▸ **REQUIRED WORK**
Transcribe only the stretch of lines that opens with the line containing "OCR this image." and closes with the last line of the listing, skipping pictures.

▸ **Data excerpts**
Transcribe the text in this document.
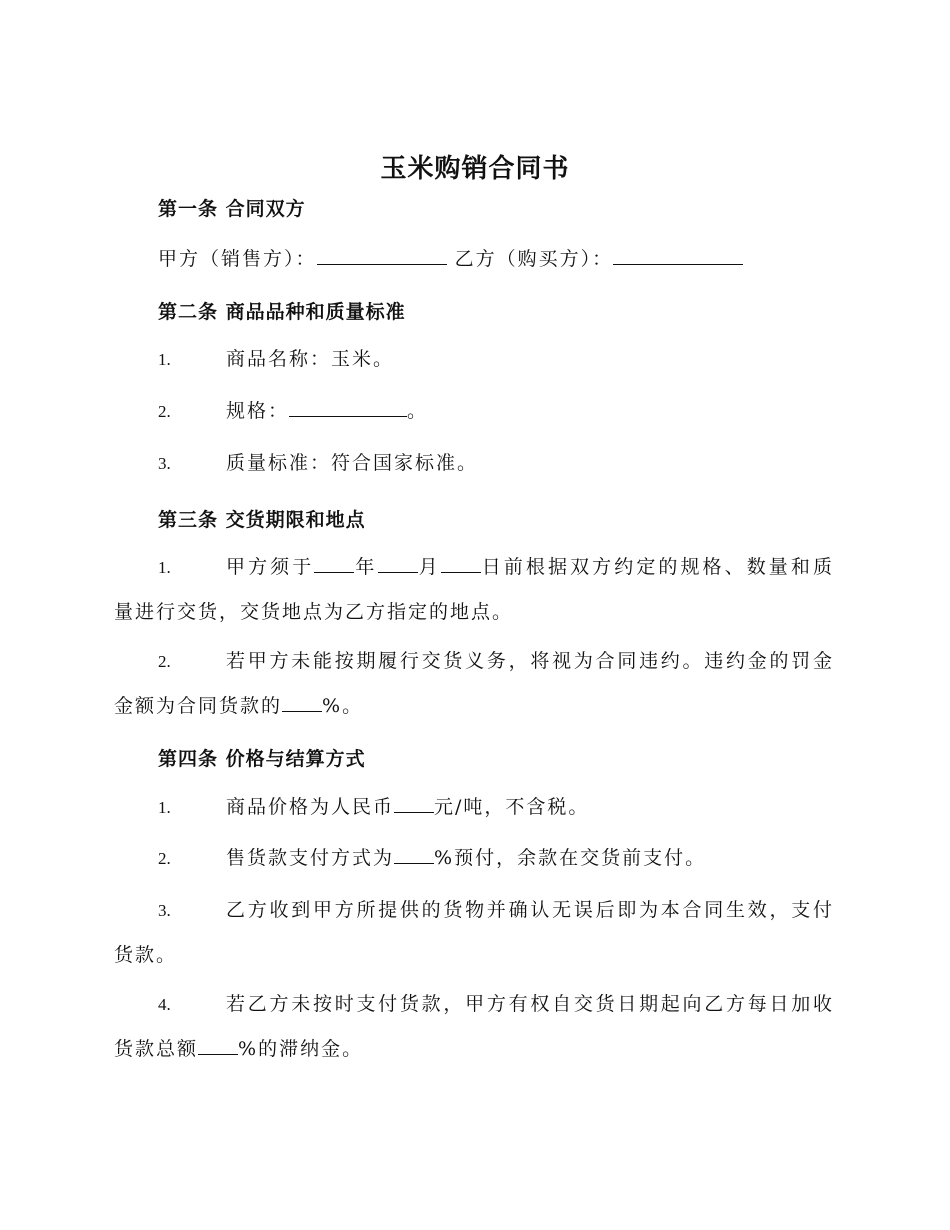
玉米购销合同书
第一条 合同双方
甲方（销售方）：	乙方（购买方）：
第二条 商品品种和质量标准
1.	商品名称：玉米。
2.	规格：	。
3.	质量标准：符合国家标准。
第三条 交货期限和地点
1.	甲方须于 年 月 日前根据双方约定的规格、数量和质
量进行交货，交货地点为乙方指定的地点。
2.	若甲方未能按期履行交货义务，将视为合同违约。违约金的罚金
金额为合同货款的 %。
第四条 价格与结算方式
1.	商品价格为人民币 元/吨，不含税。
2.	售货款支付方式为 %预付，余款在交货前支付。
3.	乙方收到甲方所提供的货物并确认无误后即为本合同生效，支付
货款。
4.	若乙方未按时支付货款，甲方有权自交货日期起向乙方每日加收
货款总额 %的滞纳金。
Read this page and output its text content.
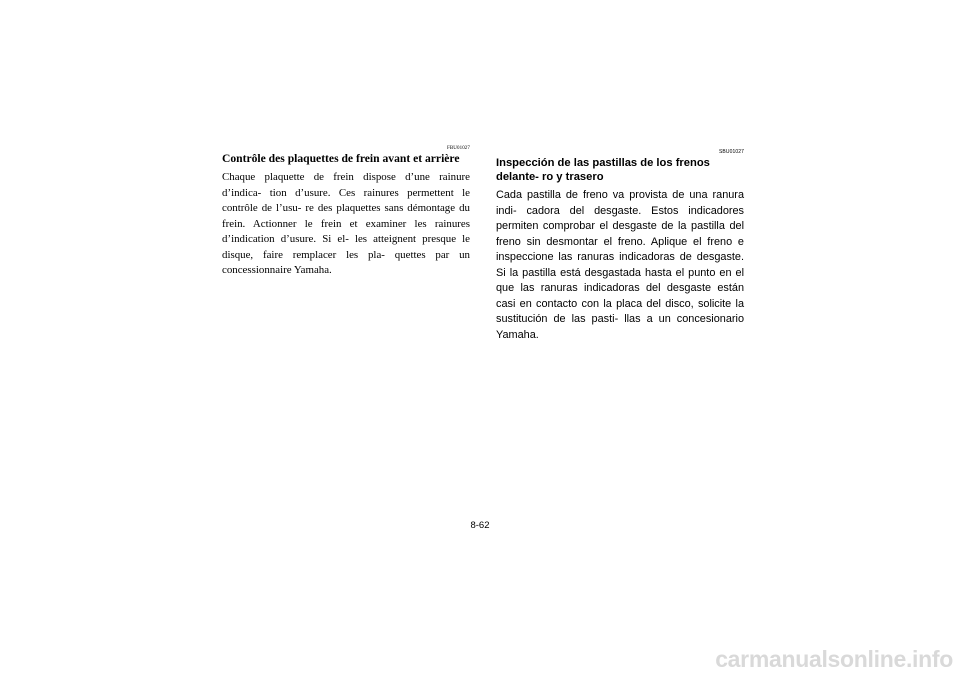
FBU01027
Contrôle des plaquettes de frein avant et arrière

Chaque plaquette de frein dispose d’une rainure d’indica- tion d’usure. Ces rainures permettent le contrôle de l’usu- re des plaquettes sans démontage du frein. Actionner le frein et examiner les rainures d’indication d’usure. Si el- les atteignent presque le disque, faire remplacer les pla- quettes par un concessionnaire Yamaha.

SBU01027
Inspección de las pastillas de los frenos delante- ro y trasero

Cada pastilla de freno va provista de una ranura indi- cadora del desgaste. Estos indicadores permiten comprobar el desgaste de la pastilla del freno sin desmontar el freno. Aplique el freno e inspeccione las ranuras indicadoras de desgaste. Si la pastilla está desgastada hasta el punto en el que las ranuras indicadoras del desgaste están casi en contacto con la placa del disco, solicite la sustitución de las pasti- llas a un concesionario Yamaha.

8-62
carmanualsonline.info
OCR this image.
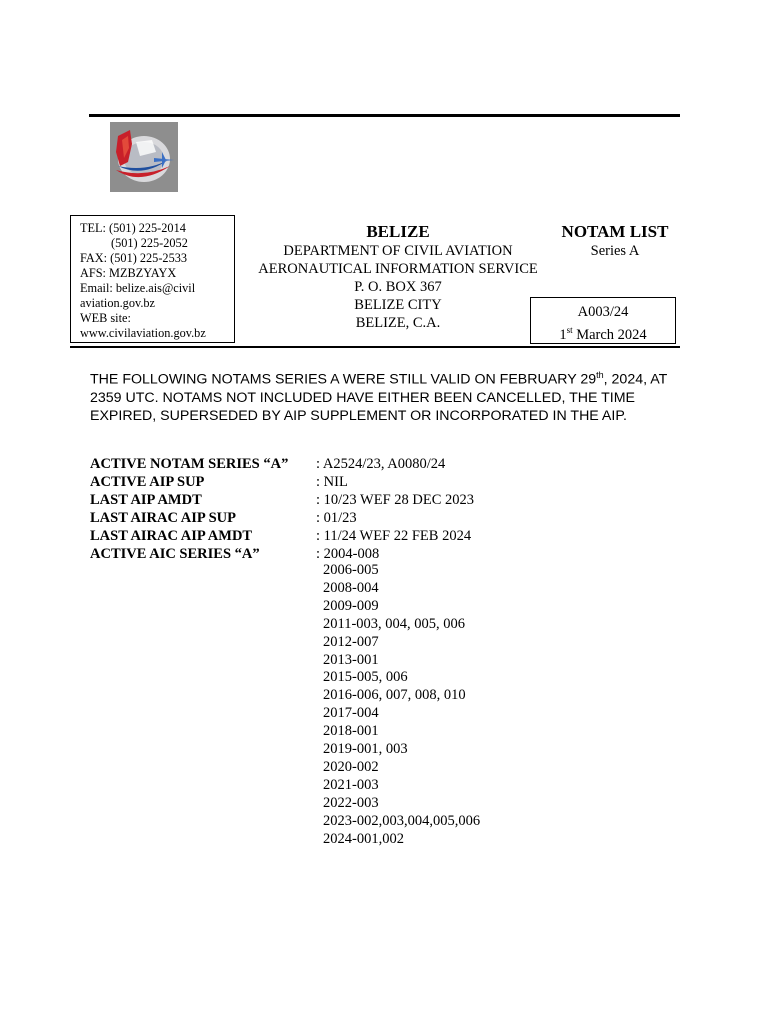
TEL: (501) 225-2014
(501) 225-2052
FAX: (501) 225-2533
AFS: MZBZYAYX
Email: belize.ais@civil
aviation.gov.bz
WEB site:
www.civilaviation.gov.bz
BELIZE
DEPARTMENT OF CIVIL AVIATION
AERONAUTICAL INFORMATION SERVICE
P. O. BOX 367
BELIZE CITY
BELIZE, C.A.
NOTAM LIST
Series A
A003/24
1st March 2024
THE FOLLOWING NOTAMS SERIES A WERE STILL VALID ON FEBRUARY 29th, 2024, AT 2359 UTC. NOTAMS NOT INCLUDED HAVE EITHER BEEN CANCELLED, THE TIME EXPIRED, SUPERSEDED BY AIP SUPPLEMENT OR INCORPORATED IN THE AIP.
ACTIVE NOTAM SERIES “A”	: A2524/23, A0080/24
ACTIVE AIP SUP	: NIL
LAST AIP AMDT	: 10/23 WEF 28 DEC 2023
LAST AIRAC AIP SUP	: 01/23
LAST AIRAC AIP AMDT	: 11/24 WEF 22 FEB 2024
ACTIVE AIC SERIES “A”	: 2004-008
2006-005
2008-004
2009-009
2011-003, 004, 005, 006
2012-007
2013-001
2015-005, 006
2016-006, 007, 008, 010
2017-004
2018-001
2019-001, 003
2020-002
2021-003
2022-003
2023-002,003,004,005,006
2024-001,002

▸ **EXERCISE RESPONSE**
OCR this image.
TEL: (501) 225-2014
(501) 225-2052
FAX: (501) 225-2533
AFS: MZBZYAYX
Email: belize.ais@civil
aviation.gov.bz
WEB site:
www.civilaviation.gov.bz
BELIZE
DEPARTMENT OF CIVIL AVIATION
AERONAUTICAL INFORMATION SERVICE
P. O. BOX 367
BELIZE CITY
BELIZE, C.A.
NOTAM LIST
Series A
A003/24
1st March 2024
THE FOLLOWING NOTAMS SERIES A WERE STILL VALID ON FEBRUARY 29th, 2024, AT 2359 UTC. NOTAMS NOT INCLUDED HAVE EITHER BEEN CANCELLED, THE TIME EXPIRED, SUPERSEDED BY AIP SUPPLEMENT OR INCORPORATED IN THE AIP.
ACTIVE NOTAM SERIES “A”	: A2524/23, A0080/24
ACTIVE AIP SUP	: NIL
LAST AIP AMDT	: 10/23 WEF 28 DEC 2023
LAST AIRAC AIP SUP	: 01/23
LAST AIRAC AIP AMDT	: 11/24 WEF 22 FEB 2024
ACTIVE AIC SERIES “A”	: 2004-008
2006-005
2008-004
2009-009
2011-003, 004, 005, 006
2012-007
2013-001
2015-005, 006
2016-006, 007, 008, 010
2017-004
2018-001
2019-001, 003
2020-002
2021-003
2022-003
2023-002,003,004,005,006
2024-001,002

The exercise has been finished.